BEGIN
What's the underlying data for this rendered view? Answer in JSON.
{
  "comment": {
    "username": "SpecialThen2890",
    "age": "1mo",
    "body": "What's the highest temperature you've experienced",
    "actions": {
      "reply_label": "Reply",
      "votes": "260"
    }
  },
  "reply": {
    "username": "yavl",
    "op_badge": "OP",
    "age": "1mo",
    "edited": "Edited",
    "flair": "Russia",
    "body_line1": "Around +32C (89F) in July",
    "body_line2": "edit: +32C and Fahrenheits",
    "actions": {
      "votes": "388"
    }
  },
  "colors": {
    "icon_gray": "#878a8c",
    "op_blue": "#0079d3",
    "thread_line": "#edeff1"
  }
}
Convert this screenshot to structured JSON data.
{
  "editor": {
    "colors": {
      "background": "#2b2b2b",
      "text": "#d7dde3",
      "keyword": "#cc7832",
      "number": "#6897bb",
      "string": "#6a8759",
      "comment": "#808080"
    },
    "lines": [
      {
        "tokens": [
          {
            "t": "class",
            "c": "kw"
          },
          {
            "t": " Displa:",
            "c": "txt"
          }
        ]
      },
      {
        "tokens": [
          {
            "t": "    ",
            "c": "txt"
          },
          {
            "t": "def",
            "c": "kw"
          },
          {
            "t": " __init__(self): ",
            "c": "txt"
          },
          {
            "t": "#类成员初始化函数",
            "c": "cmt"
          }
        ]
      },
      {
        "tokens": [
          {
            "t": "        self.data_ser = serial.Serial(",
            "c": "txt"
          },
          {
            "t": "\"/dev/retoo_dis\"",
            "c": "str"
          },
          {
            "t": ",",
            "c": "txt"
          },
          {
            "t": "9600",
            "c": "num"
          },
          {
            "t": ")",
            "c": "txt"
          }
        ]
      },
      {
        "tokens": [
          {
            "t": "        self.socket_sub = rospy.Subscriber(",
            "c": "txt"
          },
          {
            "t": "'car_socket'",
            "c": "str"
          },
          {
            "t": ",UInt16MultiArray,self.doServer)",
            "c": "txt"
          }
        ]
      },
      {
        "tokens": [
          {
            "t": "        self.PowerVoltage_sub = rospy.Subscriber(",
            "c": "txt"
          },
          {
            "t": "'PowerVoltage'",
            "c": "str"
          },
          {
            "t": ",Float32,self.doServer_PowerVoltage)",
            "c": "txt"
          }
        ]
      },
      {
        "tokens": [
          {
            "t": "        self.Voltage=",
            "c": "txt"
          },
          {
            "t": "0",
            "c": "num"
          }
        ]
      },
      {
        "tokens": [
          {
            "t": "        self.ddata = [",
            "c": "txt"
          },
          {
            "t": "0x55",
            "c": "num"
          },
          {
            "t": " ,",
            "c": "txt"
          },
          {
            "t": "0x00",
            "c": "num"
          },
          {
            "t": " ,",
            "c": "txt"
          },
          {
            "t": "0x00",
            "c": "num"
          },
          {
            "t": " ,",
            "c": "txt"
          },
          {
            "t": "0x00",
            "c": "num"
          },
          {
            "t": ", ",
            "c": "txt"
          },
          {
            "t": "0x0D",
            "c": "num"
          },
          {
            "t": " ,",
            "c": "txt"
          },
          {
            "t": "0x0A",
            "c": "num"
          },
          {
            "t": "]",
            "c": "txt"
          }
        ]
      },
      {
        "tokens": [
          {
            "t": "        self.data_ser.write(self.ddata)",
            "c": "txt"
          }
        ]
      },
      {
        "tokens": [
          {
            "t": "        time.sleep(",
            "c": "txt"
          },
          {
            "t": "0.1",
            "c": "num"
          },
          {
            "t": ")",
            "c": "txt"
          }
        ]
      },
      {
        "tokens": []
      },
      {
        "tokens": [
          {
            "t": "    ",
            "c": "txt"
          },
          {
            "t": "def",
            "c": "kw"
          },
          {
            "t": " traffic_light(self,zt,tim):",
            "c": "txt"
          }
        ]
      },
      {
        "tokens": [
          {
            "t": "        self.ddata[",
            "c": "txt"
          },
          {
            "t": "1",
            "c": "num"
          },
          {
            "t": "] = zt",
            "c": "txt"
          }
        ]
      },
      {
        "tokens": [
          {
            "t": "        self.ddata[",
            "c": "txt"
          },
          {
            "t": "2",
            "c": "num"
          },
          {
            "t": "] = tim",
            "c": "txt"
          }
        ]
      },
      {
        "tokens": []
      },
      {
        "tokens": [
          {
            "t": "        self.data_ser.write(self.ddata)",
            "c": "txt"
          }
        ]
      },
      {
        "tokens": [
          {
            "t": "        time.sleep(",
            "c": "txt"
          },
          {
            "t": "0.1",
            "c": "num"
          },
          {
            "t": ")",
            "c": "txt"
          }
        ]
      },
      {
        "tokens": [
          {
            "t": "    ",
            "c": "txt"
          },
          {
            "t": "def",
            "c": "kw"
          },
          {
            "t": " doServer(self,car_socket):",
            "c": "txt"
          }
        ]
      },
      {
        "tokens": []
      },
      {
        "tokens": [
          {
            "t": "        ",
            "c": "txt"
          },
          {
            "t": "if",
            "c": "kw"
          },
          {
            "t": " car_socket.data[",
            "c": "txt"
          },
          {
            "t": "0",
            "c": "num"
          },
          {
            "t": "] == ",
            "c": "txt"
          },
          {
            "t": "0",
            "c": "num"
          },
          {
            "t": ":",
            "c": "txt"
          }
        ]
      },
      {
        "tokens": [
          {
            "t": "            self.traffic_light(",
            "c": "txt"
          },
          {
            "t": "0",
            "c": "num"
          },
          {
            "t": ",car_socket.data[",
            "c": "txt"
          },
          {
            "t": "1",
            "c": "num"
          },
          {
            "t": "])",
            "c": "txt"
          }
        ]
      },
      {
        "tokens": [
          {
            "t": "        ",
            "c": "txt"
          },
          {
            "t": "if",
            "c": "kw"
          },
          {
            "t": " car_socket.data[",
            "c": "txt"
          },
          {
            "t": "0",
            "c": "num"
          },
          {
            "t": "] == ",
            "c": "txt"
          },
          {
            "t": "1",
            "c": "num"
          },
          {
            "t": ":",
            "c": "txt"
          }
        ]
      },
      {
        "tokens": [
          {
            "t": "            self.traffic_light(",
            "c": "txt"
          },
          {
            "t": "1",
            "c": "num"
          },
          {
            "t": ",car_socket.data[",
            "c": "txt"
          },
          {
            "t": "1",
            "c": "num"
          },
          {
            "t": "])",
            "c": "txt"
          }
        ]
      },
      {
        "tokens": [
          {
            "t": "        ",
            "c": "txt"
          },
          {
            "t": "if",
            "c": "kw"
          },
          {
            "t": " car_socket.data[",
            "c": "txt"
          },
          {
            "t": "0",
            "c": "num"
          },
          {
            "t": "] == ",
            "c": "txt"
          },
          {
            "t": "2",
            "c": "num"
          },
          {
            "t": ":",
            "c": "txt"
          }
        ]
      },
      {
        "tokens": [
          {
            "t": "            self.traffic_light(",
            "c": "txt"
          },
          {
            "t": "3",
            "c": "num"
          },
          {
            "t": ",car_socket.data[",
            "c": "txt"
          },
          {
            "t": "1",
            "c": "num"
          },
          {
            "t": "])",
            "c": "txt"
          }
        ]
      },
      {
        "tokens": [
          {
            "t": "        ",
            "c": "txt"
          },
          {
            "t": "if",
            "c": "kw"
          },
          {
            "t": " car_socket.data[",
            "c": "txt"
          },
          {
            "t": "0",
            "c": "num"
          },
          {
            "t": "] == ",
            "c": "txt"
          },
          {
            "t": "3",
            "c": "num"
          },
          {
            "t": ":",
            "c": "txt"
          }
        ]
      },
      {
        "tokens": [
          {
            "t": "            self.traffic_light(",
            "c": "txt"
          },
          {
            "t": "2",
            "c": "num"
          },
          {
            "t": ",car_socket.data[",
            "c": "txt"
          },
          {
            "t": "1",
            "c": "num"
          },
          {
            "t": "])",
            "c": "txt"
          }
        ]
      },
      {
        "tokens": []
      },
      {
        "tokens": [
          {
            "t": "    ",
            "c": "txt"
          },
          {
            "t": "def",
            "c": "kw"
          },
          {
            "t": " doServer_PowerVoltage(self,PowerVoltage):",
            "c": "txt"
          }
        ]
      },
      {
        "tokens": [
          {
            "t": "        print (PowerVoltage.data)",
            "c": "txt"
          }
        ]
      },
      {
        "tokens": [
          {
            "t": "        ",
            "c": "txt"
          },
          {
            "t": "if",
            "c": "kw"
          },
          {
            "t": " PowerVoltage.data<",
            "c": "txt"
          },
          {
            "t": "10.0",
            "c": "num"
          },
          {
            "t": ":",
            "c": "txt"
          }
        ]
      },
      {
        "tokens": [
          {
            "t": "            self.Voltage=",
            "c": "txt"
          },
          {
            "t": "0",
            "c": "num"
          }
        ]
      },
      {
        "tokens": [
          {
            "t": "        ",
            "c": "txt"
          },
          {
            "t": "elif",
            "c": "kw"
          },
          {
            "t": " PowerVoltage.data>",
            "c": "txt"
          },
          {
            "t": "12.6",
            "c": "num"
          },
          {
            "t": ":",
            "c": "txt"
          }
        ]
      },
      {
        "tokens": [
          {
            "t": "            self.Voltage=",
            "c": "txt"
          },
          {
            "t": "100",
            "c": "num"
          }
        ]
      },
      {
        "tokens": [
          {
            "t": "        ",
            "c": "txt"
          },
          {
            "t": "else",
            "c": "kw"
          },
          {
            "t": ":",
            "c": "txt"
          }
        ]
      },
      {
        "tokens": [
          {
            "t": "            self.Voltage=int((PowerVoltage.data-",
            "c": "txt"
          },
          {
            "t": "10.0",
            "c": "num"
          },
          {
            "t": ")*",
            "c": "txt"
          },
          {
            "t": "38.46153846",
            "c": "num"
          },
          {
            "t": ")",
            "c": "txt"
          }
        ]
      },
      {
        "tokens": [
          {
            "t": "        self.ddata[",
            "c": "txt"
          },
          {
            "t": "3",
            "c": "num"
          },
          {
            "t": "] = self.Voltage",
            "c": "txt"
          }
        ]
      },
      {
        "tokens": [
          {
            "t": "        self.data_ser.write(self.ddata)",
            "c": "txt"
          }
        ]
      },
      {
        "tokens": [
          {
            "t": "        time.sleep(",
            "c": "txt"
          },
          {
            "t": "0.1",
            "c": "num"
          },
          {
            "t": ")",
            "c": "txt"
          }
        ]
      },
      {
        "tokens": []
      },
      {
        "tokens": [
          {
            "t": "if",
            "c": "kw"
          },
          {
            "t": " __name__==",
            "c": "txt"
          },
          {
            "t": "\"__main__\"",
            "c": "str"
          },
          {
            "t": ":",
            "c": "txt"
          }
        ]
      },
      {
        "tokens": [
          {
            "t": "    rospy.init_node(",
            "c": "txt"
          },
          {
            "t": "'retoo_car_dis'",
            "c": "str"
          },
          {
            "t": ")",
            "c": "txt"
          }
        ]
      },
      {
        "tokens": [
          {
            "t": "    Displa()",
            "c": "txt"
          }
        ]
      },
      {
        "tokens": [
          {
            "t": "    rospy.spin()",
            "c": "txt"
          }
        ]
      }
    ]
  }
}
END
▸ **YOUR INSTRUCTIONS**
Track down the lines that include the word "What" and copy them.

▸ **SOLUTION FOR THIS EXERCISE**
What's the underlying data for this rendered view? Answer in JSON.
    "body": "What's the highest temperature you've experienced",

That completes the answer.